[DATASET CONTENT]
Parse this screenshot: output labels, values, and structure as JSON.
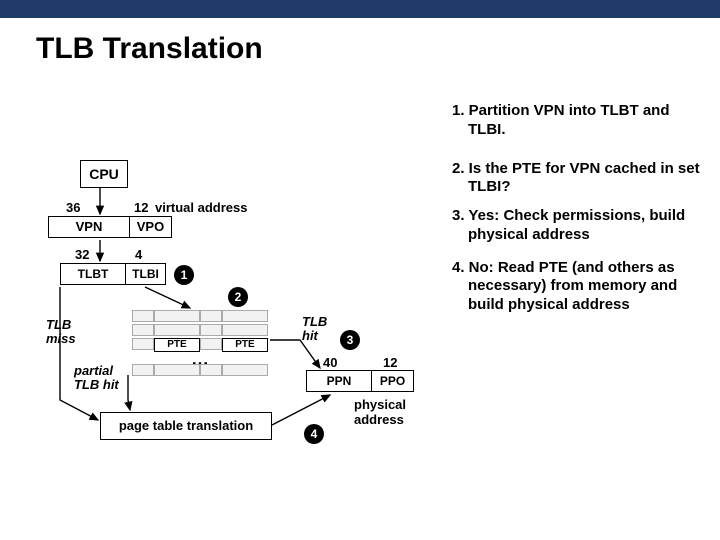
{
  "title": "TLB Translation",
  "cpu": "CPU",
  "va": {
    "bits_vpn": "36",
    "bits_vpo": "12",
    "vpn": "VPN",
    "vpo": "VPO",
    "label": "virtual address"
  },
  "tlb_split": {
    "bits_tlbt": "32",
    "bits_tlbi": "4",
    "tlbt": "TLBT",
    "tlbi": "TLBI"
  },
  "tlb_miss": "TLB\nmiss",
  "tlb_hit": "TLB\nhit",
  "partial": "partial\nTLB hit",
  "pte": "PTE",
  "dots": "…",
  "pt_trans": "page table translation",
  "pa": {
    "bits_ppn": "40",
    "bits_ppo": "12",
    "ppn": "PPN",
    "ppo": "PPO",
    "label": "physical\naddress"
  },
  "circles": {
    "c1": "1",
    "c2": "2",
    "c3": "3",
    "c4": "4"
  },
  "steps": {
    "s1": "1. Partition VPN into TLBT and TLBI.",
    "s2": "2. Is the PTE for VPN cached in set TLBI?",
    "s3a": "3. Yes: ",
    "s3b": "Check permissions, build physical address",
    "s4a": "4. No: ",
    "s4b": "Read PTE (and others as necessary) from memory and build physical address"
  }
}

[EXERCISE GOAL]
Print every record above exactly as written, leaving out the pictures.

[EXERCISE RESULT]
Parse this screenshot: output labels, values, and structure as JSON.
{
  "title": "TLB Translation",
  "cpu": "CPU",
  "va": {
    "bits_vpn": "36",
    "bits_vpo": "12",
    "vpn": "VPN",
    "vpo": "VPO",
    "label": "virtual address"
  },
  "tlb_split": {
    "bits_tlbt": "32",
    "bits_tlbi": "4",
    "tlbt": "TLBT",
    "tlbi": "TLBI"
  },
  "tlb_miss": "TLB\nmiss",
  "tlb_hit": "TLB\nhit",
  "partial": "partial\nTLB hit",
  "pte": "PTE",
  "dots": "…",
  "pt_trans": "page table translation",
  "pa": {
    "bits_ppn": "40",
    "bits_ppo": "12",
    "ppn": "PPN",
    "ppo": "PPO",
    "label": "physical\naddress"
  },
  "circles": {
    "c1": "1",
    "c2": "2",
    "c3": "3",
    "c4": "4"
  },
  "steps": {
    "s1": "1. Partition VPN into TLBT and TLBI.",
    "s2": "2. Is the PTE for VPN cached in set TLBI?",
    "s3a": "3. Yes: ",
    "s3b": "Check permissions, build physical address",
    "s4a": "4. No: ",
    "s4b": "Read PTE (and others as necessary) from memory and build physical address"
  }
}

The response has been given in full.